▸ Required work:
List every line below containing "India".

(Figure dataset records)
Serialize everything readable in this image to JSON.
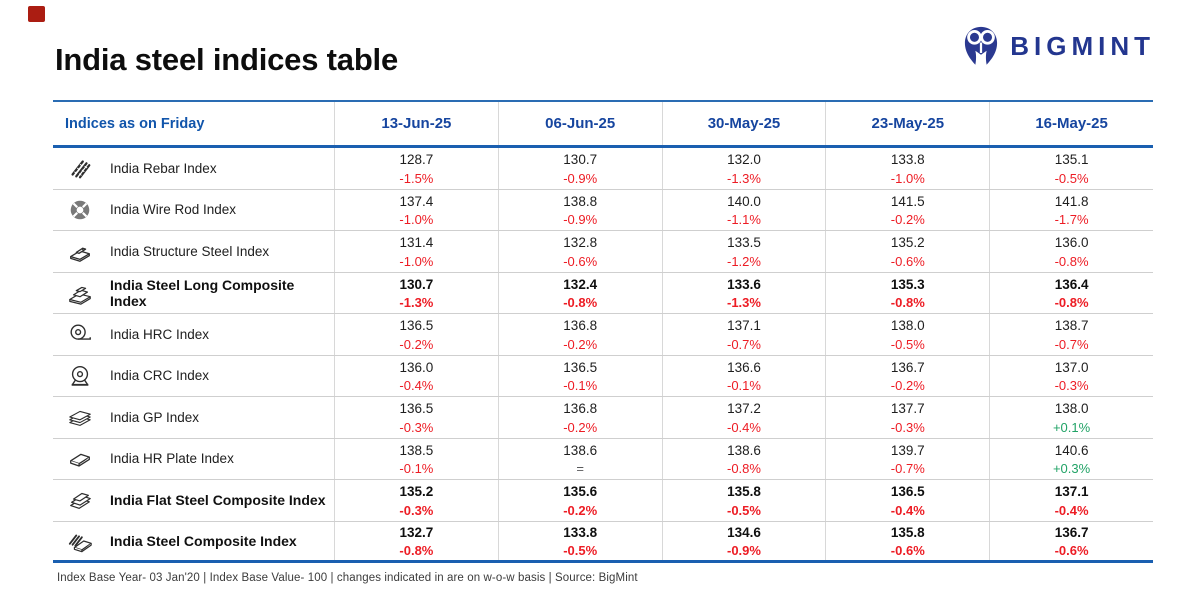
{
  "page": {
    "title": "India steel indices table"
  },
  "logo": {
    "brand": "BIGMINT",
    "icon": "bigmint-owl-icon",
    "color": "#23368f"
  },
  "accent": {
    "corner_mark_red": "#ab1d12",
    "header_blue": "#1155ab",
    "date_blue": "#16459f",
    "rule_blue": "#1a5fb0",
    "negative_red": "#ed1c24",
    "positive_green": "#21a366",
    "nochange_gray": "#58595b"
  },
  "chart_data": {
    "type": "table",
    "title": "India steel indices table",
    "row_header": "Indices as on Friday",
    "columns": [
      "13-Jun-25",
      "06-Jun-25",
      "30-May-25",
      "23-May-25",
      "16-May-25"
    ],
    "rows": [
      {
        "name": "India Rebar Index",
        "icon": "rebar-icon",
        "bold": false,
        "values": [
          "128.7",
          "130.7",
          "132.0",
          "133.8",
          "135.1"
        ],
        "changes": [
          "-1.5%",
          "-0.9%",
          "-1.3%",
          "-1.0%",
          "-0.5%"
        ]
      },
      {
        "name": "India Wire Rod Index",
        "icon": "wire-rod-icon",
        "bold": false,
        "values": [
          "137.4",
          "138.8",
          "140.0",
          "141.5",
          "141.8"
        ],
        "changes": [
          "-1.0%",
          "-0.9%",
          "-1.1%",
          "-0.2%",
          "-1.7%"
        ]
      },
      {
        "name": "India Structure Steel Index",
        "icon": "structure-steel-icon",
        "bold": false,
        "values": [
          "131.4",
          "132.8",
          "133.5",
          "135.2",
          "136.0"
        ],
        "changes": [
          "-1.0%",
          "-0.6%",
          "-1.2%",
          "-0.6%",
          "-0.8%"
        ]
      },
      {
        "name": "India Steel Long Composite Index",
        "icon": "long-composite-icon",
        "bold": true,
        "values": [
          "130.7",
          "132.4",
          "133.6",
          "135.3",
          "136.4"
        ],
        "changes": [
          "-1.3%",
          "-0.8%",
          "-1.3%",
          "-0.8%",
          "-0.8%"
        ]
      },
      {
        "name": "India HRC Index",
        "icon": "hrc-coil-icon",
        "bold": false,
        "values": [
          "136.5",
          "136.8",
          "137.1",
          "138.0",
          "138.7"
        ],
        "changes": [
          "-0.2%",
          "-0.2%",
          "-0.7%",
          "-0.5%",
          "-0.7%"
        ]
      },
      {
        "name": "India CRC Index",
        "icon": "crc-coil-icon",
        "bold": false,
        "values": [
          "136.0",
          "136.5",
          "136.6",
          "136.7",
          "137.0"
        ],
        "changes": [
          "-0.4%",
          "-0.1%",
          "-0.1%",
          "-0.2%",
          "-0.3%"
        ]
      },
      {
        "name": "India GP Index",
        "icon": "gp-sheets-icon",
        "bold": false,
        "values": [
          "136.5",
          "136.8",
          "137.2",
          "137.7",
          "138.0"
        ],
        "changes": [
          "-0.3%",
          "-0.2%",
          "-0.4%",
          "-0.3%",
          "+0.1%"
        ]
      },
      {
        "name": "India HR Plate Index",
        "icon": "hr-plate-icon",
        "bold": false,
        "values": [
          "138.5",
          "138.6",
          "138.6",
          "139.7",
          "140.6"
        ],
        "changes": [
          "-0.1%",
          "=",
          "-0.8%",
          "-0.7%",
          "+0.3%"
        ]
      },
      {
        "name": "India Flat Steel Composite Index",
        "icon": "flat-composite-icon",
        "bold": true,
        "values": [
          "135.2",
          "135.6",
          "135.8",
          "136.5",
          "137.1"
        ],
        "changes": [
          "-0.3%",
          "-0.2%",
          "-0.5%",
          "-0.4%",
          "-0.4%"
        ]
      },
      {
        "name": "India Steel Composite Index",
        "icon": "steel-composite-icon",
        "bold": true,
        "values": [
          "132.7",
          "133.8",
          "134.6",
          "135.8",
          "136.7"
        ],
        "changes": [
          "-0.8%",
          "-0.5%",
          "-0.9%",
          "-0.6%",
          "-0.6%"
        ]
      }
    ]
  },
  "footer": {
    "note": "Index Base Year- 03 Jan'20 | Index Base Value- 100 | changes indicated in are on w-o-w basis | Source: BigMint"
  }
}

▸ Response for this exercise:
    "title": "India steel indices table"
    "title": "India steel indices table",
        "name": "India Rebar Index",
        "name": "India Wire Rod Index",
        "name": "India Structure Steel Index",
        "name": "India Steel Long Composite Index",
        "name": "India HRC Index",
        "name": "India CRC Index",
        "name": "India GP Index",
        "name": "India HR Plate Index",
        "name": "India Flat Steel Composite Index",
        "name": "India Steel Composite Index",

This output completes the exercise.